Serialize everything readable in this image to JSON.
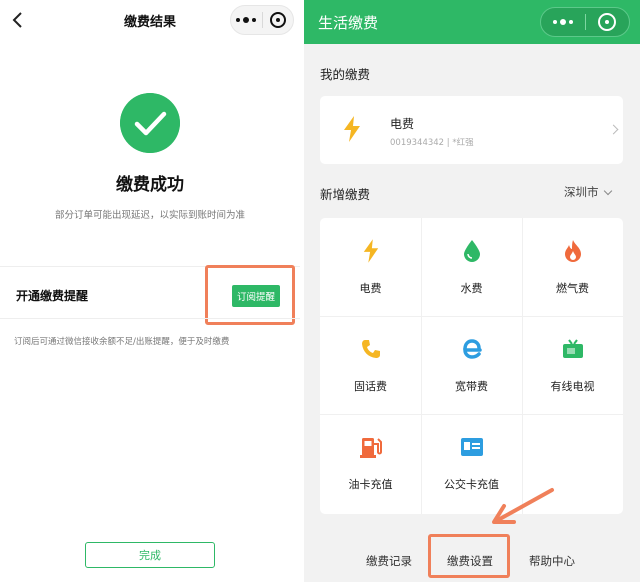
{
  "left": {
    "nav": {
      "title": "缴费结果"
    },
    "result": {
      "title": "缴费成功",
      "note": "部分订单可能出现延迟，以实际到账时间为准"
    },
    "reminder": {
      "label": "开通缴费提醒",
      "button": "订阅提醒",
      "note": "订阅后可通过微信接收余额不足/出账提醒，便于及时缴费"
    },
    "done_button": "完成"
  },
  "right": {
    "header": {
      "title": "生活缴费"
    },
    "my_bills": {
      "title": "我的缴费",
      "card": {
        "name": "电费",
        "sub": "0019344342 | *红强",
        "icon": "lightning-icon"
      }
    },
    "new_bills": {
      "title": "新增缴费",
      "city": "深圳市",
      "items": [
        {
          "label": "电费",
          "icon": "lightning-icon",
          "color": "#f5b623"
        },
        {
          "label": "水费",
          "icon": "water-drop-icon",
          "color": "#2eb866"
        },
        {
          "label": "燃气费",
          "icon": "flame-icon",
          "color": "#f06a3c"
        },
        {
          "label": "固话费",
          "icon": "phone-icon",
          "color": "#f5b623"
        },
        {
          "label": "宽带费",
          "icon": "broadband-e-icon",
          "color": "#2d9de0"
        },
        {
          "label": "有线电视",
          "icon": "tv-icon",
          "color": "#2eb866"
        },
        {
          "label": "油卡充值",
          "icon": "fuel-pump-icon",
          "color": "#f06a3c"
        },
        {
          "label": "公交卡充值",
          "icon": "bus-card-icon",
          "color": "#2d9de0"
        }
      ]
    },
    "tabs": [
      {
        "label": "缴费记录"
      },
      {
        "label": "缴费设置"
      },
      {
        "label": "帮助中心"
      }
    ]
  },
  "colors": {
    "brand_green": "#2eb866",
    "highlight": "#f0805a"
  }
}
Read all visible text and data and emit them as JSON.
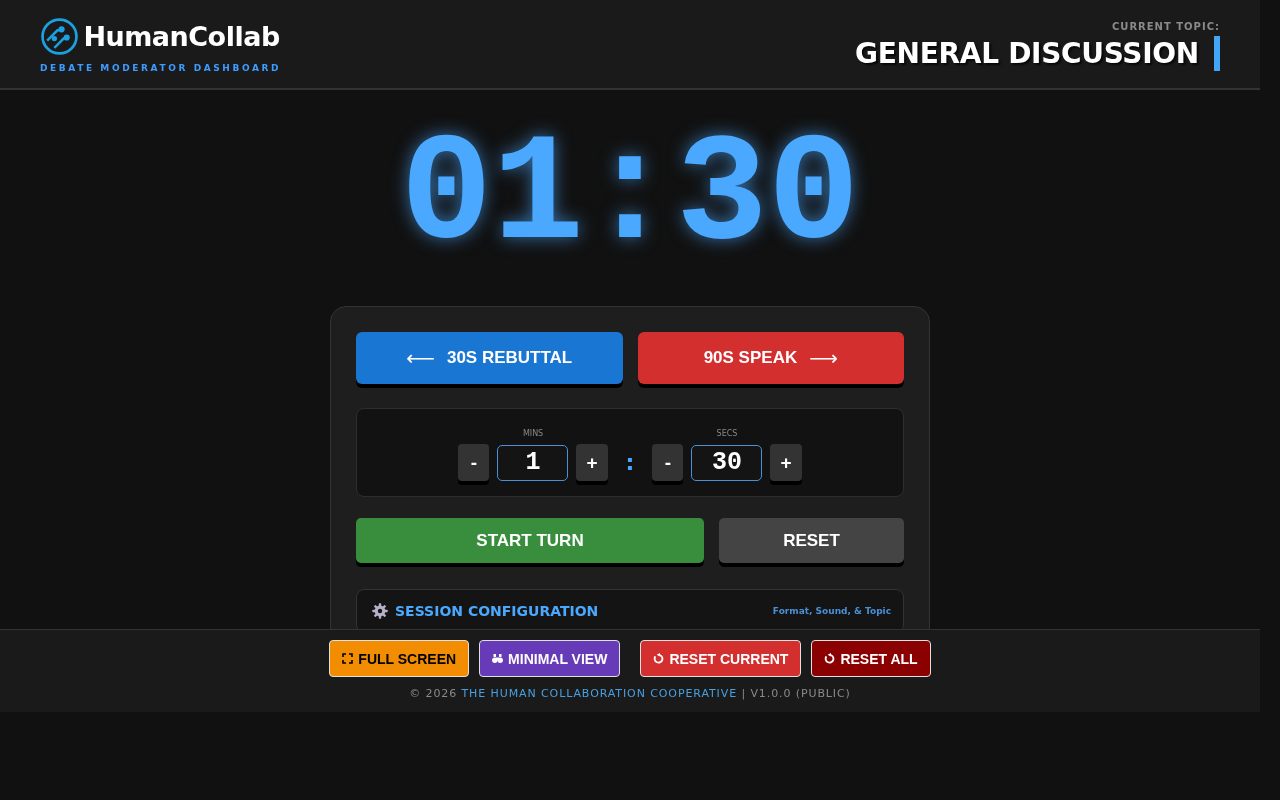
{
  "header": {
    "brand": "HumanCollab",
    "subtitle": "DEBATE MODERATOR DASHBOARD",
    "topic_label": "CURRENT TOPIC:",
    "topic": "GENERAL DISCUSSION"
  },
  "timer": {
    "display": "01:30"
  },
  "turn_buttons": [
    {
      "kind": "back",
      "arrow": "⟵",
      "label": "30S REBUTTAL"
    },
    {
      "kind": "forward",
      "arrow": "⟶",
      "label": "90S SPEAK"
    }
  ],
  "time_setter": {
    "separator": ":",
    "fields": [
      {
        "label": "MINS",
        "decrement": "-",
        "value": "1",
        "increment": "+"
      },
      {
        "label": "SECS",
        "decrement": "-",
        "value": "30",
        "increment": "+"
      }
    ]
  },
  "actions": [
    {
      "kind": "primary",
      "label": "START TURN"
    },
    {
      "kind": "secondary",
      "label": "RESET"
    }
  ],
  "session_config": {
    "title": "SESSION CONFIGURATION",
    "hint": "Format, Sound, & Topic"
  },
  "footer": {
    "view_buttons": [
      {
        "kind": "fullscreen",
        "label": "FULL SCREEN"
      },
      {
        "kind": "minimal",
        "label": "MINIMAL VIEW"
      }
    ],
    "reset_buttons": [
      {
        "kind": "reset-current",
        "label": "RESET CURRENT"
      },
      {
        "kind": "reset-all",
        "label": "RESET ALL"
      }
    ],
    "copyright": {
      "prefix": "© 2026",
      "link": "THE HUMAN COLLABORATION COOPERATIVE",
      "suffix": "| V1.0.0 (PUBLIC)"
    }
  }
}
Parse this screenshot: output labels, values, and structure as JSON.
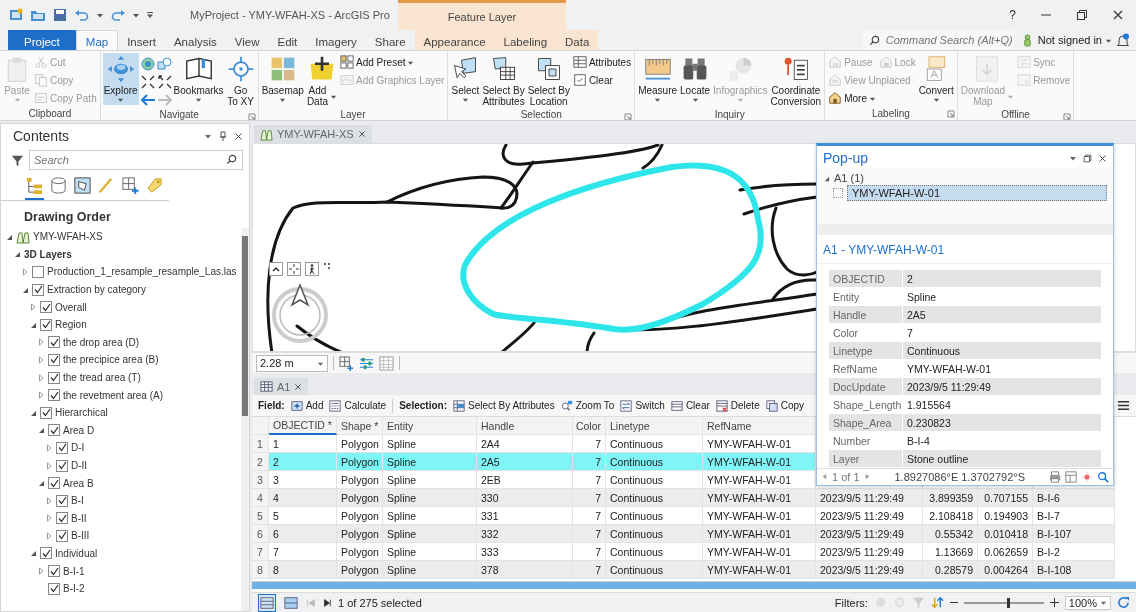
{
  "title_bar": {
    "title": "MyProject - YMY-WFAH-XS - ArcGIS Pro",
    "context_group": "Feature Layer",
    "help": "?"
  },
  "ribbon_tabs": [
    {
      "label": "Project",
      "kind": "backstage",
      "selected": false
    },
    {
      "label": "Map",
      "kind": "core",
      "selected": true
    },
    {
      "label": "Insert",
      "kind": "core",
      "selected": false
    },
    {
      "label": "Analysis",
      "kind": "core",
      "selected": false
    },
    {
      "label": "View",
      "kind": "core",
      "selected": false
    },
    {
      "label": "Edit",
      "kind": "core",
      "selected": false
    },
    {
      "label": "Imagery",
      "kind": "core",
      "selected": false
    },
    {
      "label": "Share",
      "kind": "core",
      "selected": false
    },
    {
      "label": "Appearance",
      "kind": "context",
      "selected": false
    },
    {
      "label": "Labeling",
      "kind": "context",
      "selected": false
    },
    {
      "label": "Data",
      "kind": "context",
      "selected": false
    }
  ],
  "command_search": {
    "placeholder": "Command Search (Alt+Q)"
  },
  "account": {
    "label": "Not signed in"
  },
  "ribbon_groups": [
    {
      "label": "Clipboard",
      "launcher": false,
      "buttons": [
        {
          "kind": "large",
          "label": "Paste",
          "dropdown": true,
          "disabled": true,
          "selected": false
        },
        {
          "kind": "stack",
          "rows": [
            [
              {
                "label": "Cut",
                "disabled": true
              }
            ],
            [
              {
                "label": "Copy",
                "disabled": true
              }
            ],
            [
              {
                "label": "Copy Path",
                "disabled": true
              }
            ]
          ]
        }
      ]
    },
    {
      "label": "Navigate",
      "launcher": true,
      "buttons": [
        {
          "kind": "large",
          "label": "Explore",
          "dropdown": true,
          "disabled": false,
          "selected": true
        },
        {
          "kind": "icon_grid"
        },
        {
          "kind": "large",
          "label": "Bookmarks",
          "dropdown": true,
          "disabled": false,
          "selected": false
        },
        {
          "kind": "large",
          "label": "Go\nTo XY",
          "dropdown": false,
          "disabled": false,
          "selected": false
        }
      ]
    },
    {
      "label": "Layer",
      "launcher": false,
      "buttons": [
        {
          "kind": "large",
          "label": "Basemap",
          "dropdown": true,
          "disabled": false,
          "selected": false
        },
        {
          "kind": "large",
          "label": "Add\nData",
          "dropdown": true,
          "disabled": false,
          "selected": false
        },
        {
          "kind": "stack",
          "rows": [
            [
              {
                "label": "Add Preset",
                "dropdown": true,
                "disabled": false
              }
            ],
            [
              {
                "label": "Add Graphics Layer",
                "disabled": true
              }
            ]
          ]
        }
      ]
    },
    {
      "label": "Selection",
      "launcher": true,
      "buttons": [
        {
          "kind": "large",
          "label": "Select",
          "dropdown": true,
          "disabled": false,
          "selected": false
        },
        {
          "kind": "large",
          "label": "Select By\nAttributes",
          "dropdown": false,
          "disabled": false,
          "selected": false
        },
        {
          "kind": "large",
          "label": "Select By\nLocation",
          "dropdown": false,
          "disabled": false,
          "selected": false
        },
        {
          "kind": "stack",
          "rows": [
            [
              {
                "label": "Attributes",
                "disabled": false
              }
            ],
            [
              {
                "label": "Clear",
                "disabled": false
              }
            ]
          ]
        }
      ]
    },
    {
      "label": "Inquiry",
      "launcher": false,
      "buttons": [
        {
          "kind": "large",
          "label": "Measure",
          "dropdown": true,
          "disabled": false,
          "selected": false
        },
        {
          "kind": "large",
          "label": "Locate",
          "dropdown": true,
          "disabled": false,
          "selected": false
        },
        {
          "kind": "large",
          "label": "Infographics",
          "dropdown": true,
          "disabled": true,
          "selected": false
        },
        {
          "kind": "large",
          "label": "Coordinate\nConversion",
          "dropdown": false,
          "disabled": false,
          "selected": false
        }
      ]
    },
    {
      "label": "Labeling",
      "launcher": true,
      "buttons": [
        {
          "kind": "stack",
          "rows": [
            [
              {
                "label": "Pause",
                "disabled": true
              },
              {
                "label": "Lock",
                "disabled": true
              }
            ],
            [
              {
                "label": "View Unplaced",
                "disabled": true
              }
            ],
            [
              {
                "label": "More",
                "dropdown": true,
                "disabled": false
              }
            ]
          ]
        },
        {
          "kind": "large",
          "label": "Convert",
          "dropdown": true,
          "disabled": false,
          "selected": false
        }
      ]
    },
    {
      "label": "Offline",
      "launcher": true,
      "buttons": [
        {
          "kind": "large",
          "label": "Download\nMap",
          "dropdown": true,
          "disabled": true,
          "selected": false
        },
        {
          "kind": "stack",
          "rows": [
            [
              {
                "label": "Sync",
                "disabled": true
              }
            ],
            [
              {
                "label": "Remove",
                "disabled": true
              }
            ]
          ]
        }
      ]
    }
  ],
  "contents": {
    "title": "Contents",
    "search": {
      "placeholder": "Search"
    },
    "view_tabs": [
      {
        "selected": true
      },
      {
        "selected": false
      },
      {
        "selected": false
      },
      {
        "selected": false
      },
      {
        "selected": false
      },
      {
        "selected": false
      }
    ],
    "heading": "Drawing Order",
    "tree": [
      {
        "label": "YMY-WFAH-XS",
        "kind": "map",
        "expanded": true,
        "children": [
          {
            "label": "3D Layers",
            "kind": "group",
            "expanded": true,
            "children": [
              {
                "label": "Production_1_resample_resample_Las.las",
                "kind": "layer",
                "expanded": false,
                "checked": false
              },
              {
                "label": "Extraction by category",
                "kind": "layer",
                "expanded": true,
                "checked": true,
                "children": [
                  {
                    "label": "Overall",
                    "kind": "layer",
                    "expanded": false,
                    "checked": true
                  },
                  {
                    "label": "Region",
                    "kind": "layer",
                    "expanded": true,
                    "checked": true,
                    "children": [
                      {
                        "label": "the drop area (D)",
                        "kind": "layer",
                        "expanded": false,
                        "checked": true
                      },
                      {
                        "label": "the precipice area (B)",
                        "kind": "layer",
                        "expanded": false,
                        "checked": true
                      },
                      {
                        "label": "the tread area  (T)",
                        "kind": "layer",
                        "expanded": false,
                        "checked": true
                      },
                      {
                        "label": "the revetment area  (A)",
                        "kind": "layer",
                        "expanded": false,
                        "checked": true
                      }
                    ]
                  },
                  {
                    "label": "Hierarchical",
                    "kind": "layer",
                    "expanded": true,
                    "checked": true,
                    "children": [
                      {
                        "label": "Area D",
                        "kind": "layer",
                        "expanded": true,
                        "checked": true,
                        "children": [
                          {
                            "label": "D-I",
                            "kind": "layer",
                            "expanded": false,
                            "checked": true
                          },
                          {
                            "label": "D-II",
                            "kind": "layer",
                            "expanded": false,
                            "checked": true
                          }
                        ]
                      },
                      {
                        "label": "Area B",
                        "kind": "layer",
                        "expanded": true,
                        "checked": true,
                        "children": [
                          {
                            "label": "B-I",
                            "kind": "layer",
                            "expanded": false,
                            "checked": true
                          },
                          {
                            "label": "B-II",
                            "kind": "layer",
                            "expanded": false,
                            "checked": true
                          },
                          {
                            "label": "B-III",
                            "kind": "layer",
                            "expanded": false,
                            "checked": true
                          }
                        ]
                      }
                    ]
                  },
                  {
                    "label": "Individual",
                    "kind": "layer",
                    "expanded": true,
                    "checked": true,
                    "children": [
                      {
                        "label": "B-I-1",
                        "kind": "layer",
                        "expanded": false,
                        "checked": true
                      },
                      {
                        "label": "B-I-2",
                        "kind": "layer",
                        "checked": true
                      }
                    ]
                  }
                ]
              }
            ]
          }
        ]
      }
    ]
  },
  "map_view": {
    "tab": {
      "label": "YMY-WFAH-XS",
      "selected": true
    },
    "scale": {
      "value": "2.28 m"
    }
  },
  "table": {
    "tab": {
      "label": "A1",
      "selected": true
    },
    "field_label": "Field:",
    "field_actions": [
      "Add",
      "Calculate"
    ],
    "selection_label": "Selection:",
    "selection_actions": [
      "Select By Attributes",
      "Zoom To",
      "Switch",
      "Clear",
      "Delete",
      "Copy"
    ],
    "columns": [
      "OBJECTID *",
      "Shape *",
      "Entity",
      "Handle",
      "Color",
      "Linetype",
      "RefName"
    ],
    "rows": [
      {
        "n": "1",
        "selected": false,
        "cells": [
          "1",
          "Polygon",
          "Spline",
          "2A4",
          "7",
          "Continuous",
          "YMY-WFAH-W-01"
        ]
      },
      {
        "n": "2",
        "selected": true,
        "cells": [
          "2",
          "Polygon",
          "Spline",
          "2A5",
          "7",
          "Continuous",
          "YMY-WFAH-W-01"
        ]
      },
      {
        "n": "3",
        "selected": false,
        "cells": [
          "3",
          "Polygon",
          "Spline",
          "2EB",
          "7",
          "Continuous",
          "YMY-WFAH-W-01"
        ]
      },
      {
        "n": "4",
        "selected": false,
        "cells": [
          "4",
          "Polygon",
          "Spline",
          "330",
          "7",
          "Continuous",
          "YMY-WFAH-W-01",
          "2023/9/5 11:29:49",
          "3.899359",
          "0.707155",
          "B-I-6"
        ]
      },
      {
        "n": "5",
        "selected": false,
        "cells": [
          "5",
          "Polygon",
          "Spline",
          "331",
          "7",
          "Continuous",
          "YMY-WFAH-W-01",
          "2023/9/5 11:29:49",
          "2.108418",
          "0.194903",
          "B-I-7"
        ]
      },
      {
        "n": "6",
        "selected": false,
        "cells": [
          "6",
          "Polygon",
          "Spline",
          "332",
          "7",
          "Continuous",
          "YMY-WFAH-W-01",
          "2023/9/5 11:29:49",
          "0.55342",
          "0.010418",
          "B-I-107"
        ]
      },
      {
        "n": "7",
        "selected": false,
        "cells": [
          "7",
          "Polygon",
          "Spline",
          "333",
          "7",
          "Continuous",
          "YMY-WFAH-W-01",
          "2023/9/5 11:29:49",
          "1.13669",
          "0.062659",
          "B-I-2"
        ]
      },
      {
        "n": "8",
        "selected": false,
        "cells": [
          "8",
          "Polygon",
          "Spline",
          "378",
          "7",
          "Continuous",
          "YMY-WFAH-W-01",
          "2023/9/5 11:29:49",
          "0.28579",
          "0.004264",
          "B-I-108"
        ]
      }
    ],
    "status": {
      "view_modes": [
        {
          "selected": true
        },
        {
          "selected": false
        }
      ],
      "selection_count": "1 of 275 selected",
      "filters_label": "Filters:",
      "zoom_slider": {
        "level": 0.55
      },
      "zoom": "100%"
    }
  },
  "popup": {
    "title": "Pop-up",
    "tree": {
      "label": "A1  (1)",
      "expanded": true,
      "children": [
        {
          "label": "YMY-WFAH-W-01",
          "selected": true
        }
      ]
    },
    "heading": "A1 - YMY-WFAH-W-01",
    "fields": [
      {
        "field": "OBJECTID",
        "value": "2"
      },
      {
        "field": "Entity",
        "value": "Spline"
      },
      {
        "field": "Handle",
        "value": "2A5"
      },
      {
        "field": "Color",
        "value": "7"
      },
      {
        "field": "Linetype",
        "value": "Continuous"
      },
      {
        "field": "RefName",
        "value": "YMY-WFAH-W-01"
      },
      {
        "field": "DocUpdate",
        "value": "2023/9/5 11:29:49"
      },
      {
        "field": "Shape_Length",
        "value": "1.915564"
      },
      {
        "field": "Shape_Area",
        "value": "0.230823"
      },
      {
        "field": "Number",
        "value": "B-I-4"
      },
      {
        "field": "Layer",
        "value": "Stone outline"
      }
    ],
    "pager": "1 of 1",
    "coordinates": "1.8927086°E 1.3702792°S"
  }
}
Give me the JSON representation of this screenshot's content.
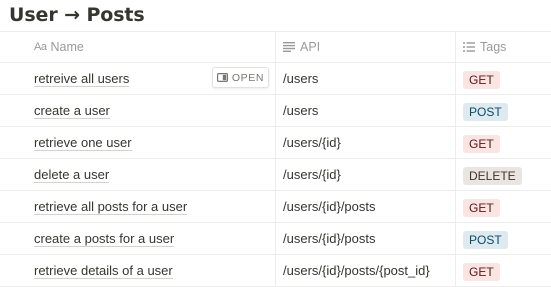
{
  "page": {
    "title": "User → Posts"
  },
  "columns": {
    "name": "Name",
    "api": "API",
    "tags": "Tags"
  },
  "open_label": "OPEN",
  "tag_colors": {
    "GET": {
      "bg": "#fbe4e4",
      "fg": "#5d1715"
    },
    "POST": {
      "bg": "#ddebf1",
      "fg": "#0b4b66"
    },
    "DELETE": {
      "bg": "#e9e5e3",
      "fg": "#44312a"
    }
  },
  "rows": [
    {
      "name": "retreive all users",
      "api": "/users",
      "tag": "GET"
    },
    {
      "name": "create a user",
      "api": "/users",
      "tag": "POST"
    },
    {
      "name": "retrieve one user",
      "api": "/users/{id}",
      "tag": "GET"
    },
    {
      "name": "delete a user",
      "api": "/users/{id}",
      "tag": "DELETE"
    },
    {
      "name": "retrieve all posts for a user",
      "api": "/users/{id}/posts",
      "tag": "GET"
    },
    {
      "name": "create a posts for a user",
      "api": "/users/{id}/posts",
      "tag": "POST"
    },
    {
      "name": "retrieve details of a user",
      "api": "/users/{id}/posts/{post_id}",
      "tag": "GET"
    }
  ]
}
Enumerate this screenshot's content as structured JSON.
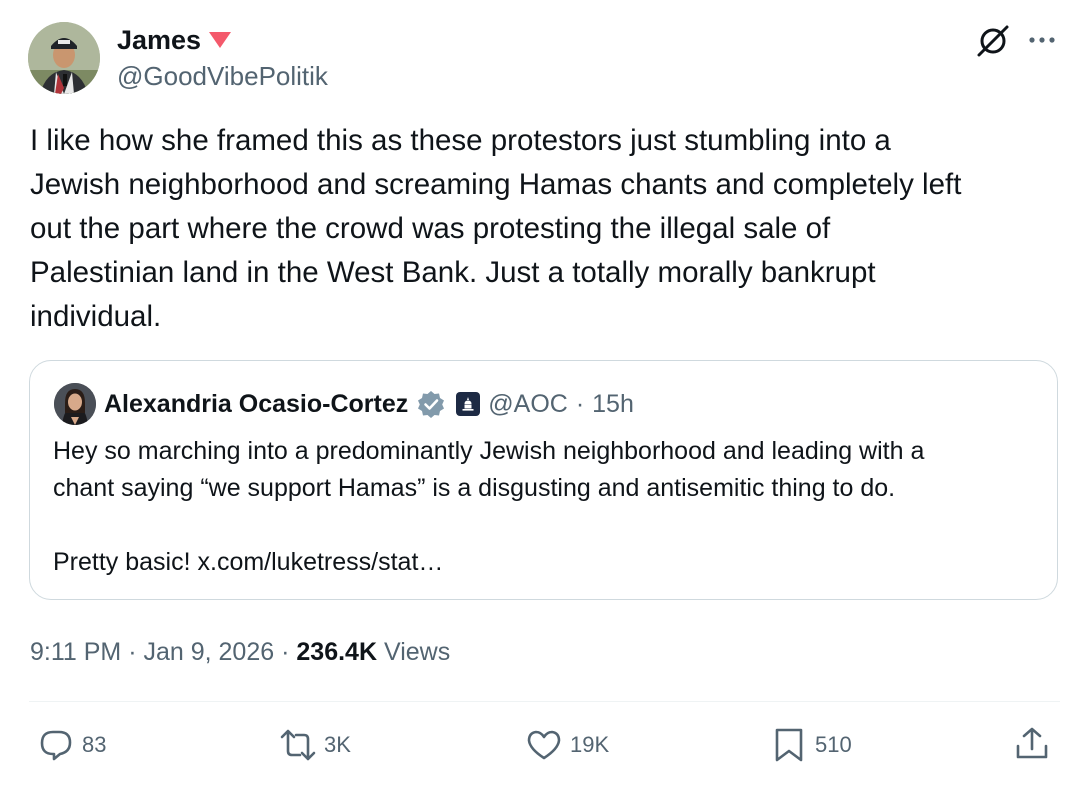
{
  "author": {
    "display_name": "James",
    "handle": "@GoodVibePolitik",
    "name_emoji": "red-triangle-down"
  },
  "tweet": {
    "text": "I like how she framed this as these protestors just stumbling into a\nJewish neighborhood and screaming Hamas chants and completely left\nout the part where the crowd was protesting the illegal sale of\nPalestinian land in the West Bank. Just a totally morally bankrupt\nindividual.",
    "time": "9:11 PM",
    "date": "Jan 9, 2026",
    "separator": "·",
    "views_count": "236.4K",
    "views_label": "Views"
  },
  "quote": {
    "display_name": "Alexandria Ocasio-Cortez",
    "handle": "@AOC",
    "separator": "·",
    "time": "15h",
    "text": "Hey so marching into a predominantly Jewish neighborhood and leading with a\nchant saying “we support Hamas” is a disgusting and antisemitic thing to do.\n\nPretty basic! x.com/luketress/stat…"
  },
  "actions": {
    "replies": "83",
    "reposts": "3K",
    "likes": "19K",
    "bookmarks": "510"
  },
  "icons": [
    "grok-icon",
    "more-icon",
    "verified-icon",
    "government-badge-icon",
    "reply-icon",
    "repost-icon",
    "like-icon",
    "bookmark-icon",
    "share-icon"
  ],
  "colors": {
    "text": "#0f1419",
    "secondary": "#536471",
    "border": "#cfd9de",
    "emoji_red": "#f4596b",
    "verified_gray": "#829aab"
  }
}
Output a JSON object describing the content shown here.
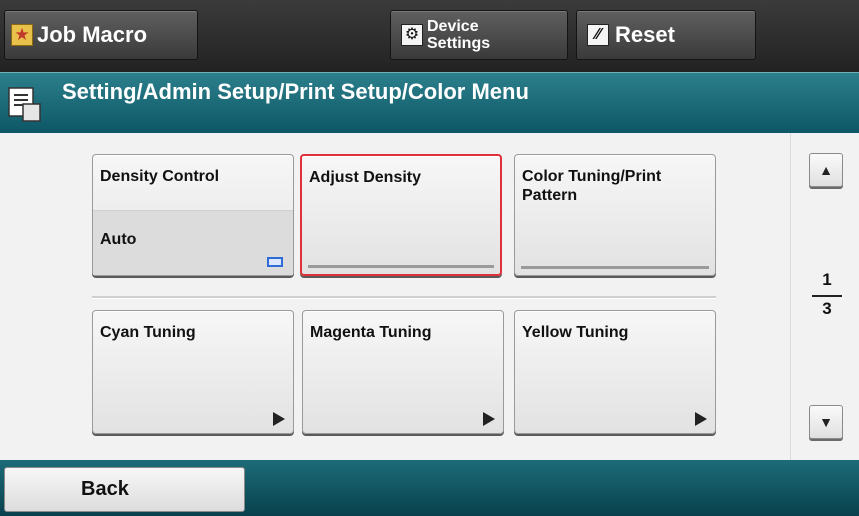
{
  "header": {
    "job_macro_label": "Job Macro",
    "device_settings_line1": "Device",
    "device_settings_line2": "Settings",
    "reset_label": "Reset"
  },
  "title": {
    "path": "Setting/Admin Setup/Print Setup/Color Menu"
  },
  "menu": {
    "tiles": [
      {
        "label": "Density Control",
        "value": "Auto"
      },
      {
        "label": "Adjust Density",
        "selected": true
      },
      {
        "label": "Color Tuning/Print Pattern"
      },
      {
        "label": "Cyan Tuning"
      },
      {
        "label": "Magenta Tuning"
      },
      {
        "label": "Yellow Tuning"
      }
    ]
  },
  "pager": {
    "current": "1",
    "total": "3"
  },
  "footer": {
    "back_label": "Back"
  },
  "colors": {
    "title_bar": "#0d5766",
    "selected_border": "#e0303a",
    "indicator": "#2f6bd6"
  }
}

========

STATED EXERCISE — Look through the entries and find each line that has the string "Density". Copy those lines.

ANSWER BELOW —
        "label": "Density Control",
        "label": "Adjust Density",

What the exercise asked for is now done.